• [Given problem]: Look through the data below. Collect every line where the word "онда" occurs.
[BEGIN Given information]
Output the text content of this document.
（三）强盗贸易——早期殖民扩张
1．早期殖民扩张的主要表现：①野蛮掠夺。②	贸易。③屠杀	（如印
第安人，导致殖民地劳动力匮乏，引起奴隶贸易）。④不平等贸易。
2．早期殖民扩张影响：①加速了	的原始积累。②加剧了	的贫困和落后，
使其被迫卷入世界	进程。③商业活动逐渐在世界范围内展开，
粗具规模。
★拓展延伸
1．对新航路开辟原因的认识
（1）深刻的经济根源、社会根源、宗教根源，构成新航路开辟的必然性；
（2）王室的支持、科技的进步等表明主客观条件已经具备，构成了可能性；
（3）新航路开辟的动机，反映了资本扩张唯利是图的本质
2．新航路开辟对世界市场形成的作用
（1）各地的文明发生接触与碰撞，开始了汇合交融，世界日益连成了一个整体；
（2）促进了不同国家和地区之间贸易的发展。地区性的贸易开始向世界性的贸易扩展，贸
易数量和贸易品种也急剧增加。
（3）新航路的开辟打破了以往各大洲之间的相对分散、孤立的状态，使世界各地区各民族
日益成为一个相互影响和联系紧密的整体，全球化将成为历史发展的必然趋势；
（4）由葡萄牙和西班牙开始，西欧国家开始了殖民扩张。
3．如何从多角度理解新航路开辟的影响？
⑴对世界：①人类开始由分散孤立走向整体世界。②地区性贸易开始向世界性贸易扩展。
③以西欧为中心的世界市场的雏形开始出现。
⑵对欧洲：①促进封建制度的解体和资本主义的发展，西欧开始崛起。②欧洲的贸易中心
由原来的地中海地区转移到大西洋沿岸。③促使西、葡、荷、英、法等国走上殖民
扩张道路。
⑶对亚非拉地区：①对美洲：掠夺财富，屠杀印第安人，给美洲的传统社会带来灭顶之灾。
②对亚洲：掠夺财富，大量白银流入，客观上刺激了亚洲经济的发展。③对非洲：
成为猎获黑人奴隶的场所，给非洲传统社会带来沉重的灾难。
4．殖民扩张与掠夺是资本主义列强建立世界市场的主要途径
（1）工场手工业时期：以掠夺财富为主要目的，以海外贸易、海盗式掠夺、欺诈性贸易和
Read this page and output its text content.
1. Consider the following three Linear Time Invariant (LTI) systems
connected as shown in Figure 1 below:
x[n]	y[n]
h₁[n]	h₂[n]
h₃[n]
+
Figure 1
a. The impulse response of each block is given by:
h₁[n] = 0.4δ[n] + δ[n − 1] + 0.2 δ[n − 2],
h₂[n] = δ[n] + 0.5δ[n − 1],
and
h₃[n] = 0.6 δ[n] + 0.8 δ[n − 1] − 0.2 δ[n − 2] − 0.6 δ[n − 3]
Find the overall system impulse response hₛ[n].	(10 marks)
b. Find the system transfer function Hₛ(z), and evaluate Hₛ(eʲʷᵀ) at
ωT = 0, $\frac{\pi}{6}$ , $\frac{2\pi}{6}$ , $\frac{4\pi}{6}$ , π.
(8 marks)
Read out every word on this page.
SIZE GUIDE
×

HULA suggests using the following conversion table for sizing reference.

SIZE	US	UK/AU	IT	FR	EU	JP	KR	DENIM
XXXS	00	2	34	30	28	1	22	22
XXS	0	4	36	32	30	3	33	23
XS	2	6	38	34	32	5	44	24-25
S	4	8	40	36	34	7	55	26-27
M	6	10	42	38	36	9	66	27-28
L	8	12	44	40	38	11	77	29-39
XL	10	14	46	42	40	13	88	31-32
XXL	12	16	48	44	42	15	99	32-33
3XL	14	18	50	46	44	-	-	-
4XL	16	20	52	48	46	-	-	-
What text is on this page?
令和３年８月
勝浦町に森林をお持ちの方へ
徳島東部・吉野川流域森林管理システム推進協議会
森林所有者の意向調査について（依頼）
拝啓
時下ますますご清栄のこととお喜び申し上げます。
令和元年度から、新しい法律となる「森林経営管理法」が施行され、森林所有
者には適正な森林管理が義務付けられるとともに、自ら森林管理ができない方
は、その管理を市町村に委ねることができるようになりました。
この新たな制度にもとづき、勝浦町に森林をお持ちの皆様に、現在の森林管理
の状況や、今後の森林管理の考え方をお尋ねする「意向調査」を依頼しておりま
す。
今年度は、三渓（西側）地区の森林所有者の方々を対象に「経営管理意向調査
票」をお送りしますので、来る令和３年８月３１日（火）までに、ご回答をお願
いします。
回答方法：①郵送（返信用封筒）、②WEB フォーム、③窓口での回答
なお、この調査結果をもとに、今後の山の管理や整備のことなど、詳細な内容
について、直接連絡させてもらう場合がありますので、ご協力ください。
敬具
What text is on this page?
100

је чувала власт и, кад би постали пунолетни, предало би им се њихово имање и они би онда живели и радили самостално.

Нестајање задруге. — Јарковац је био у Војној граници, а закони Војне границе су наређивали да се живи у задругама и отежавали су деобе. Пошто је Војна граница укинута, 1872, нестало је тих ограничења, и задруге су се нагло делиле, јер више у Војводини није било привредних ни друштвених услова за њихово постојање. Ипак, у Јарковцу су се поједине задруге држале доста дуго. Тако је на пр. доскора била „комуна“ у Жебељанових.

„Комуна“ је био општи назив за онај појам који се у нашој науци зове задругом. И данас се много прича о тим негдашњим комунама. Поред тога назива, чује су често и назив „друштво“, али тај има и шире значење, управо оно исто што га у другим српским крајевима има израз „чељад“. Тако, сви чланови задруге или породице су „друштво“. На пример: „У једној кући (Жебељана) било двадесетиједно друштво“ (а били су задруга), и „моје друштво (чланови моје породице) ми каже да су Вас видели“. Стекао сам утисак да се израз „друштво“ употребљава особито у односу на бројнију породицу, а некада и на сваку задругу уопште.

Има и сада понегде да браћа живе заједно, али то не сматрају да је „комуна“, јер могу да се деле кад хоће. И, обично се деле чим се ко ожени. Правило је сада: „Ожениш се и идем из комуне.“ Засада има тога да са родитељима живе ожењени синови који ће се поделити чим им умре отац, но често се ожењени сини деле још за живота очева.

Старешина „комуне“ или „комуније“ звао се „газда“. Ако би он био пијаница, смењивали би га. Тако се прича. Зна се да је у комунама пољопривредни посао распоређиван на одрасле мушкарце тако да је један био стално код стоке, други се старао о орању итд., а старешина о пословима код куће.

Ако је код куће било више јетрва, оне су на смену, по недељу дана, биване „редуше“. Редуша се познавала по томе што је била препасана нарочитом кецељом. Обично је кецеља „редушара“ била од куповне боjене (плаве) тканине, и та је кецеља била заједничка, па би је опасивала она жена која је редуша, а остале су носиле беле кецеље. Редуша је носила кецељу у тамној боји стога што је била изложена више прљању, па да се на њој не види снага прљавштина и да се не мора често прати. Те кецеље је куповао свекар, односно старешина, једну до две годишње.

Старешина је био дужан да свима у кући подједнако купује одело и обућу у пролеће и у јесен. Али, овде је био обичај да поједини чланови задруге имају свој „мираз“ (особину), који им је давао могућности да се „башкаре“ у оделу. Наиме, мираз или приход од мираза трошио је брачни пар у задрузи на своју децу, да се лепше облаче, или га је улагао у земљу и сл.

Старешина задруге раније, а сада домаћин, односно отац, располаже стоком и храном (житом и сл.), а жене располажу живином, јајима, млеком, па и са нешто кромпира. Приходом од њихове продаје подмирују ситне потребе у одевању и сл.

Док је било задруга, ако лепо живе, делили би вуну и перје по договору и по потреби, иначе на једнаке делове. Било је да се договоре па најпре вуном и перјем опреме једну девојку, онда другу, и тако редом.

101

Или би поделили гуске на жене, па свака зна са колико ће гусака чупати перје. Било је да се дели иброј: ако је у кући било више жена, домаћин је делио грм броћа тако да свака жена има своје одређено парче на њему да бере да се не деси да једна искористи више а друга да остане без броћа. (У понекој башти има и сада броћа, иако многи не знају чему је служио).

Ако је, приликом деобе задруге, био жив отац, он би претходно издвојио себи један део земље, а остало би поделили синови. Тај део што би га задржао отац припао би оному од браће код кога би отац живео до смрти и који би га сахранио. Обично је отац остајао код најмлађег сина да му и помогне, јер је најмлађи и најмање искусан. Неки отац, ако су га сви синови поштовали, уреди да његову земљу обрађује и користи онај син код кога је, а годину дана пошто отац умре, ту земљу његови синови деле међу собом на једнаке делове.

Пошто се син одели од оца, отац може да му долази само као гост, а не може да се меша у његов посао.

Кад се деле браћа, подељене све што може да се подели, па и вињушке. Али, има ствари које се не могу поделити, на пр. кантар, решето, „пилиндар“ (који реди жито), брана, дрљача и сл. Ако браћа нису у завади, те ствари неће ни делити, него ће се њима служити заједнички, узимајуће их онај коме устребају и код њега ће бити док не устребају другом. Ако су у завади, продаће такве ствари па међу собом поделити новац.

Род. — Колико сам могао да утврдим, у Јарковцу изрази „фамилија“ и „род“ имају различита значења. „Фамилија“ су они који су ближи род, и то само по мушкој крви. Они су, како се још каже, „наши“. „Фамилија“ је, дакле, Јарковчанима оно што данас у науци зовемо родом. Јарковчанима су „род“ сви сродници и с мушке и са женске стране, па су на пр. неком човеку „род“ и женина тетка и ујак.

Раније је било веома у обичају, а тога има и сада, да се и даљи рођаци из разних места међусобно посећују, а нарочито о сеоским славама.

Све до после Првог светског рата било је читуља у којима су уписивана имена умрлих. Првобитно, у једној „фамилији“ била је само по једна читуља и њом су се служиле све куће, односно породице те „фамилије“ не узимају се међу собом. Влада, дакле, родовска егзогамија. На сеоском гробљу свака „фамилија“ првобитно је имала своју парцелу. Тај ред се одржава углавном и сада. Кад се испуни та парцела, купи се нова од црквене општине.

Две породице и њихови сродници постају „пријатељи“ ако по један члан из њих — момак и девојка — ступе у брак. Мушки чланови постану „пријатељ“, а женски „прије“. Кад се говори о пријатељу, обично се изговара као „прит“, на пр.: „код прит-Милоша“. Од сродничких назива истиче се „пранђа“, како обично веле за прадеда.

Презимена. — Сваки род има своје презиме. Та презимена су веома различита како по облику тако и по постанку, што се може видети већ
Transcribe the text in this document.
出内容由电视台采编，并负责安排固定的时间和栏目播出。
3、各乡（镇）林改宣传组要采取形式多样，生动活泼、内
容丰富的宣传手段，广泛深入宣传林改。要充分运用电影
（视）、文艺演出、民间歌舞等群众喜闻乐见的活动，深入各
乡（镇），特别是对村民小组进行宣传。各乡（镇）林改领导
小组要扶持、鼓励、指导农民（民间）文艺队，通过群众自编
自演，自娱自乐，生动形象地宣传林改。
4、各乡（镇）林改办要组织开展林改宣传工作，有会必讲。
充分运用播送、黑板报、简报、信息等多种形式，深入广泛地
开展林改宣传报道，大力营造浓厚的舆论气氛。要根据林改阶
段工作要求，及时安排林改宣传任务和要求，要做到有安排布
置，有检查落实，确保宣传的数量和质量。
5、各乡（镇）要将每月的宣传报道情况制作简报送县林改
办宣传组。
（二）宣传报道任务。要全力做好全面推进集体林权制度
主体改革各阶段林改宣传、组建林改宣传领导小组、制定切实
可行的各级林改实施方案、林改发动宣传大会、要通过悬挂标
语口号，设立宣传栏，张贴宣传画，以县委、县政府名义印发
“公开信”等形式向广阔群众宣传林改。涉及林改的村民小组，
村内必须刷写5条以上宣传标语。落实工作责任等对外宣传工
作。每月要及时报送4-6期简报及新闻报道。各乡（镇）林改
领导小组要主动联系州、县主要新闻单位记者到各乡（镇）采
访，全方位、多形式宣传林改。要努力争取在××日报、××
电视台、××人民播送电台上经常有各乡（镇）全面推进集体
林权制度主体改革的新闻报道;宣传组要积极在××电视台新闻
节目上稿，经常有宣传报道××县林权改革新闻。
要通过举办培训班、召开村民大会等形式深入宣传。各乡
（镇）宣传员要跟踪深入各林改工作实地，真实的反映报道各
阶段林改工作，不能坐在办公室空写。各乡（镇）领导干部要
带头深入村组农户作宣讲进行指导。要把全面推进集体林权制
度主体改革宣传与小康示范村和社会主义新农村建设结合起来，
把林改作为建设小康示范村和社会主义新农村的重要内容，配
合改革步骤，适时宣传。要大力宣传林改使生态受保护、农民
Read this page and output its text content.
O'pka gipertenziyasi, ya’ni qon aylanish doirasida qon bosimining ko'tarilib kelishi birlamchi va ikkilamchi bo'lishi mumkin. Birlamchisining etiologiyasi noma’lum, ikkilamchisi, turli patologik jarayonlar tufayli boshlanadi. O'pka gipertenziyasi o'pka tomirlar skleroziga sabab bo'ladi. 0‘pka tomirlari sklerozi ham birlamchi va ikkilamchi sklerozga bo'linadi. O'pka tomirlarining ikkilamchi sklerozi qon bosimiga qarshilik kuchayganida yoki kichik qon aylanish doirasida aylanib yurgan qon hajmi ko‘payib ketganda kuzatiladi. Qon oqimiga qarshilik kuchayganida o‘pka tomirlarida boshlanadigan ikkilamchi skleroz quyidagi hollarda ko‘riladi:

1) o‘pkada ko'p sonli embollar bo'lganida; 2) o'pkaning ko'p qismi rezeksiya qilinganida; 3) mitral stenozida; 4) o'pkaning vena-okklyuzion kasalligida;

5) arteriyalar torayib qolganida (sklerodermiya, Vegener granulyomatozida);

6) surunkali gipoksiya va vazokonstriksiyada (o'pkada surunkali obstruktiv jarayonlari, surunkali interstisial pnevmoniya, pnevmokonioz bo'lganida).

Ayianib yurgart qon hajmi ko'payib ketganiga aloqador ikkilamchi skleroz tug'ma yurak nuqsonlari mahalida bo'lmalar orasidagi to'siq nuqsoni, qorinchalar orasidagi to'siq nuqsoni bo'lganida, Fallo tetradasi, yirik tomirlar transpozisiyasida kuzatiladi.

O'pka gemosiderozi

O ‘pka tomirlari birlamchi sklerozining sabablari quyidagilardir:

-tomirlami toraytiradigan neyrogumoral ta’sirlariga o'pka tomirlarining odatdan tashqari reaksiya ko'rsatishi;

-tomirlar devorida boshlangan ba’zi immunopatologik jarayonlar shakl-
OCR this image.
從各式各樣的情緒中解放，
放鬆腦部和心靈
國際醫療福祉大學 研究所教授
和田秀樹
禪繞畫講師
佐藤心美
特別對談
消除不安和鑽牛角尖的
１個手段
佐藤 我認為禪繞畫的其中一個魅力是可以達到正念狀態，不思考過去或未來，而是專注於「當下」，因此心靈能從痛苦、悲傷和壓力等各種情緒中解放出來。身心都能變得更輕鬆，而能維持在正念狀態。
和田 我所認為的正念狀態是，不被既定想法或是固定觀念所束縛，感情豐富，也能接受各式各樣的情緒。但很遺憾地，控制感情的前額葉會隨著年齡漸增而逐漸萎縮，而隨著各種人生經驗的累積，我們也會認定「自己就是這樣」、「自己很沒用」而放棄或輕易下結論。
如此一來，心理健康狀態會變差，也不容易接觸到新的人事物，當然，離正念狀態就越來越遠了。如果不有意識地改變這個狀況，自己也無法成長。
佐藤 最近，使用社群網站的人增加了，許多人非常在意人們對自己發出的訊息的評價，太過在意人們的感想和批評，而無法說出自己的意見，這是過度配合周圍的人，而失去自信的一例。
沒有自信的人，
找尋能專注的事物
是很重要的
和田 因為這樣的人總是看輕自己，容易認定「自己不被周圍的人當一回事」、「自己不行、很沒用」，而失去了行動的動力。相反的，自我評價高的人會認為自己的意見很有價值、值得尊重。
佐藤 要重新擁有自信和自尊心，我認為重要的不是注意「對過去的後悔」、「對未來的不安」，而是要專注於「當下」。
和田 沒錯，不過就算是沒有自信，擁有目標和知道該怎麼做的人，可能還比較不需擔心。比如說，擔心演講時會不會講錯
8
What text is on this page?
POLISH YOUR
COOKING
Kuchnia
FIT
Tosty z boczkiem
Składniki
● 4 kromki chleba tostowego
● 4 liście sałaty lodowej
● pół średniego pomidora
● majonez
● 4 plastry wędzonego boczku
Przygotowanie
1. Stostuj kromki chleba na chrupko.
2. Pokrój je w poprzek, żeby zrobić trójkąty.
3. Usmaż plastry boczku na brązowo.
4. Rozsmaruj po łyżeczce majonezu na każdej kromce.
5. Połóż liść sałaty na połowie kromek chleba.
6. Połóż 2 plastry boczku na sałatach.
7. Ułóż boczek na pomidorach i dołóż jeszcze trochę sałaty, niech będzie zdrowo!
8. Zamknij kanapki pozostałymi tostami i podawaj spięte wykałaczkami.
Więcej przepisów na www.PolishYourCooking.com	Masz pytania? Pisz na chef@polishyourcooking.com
[END Given information]
• [Exercise output]:
је чувала власт и, кад би постали пунолетни, предало би им се њихово имање и они би онда живели и радили самостално.
Док је било задруга, ако лепо живе, делили би вуну и перје по договору и по потреби, иначе на једнаке делове. Било је да се договоре па најпре вуном и перјем опреме једну девојку, онда другу, и тако редом.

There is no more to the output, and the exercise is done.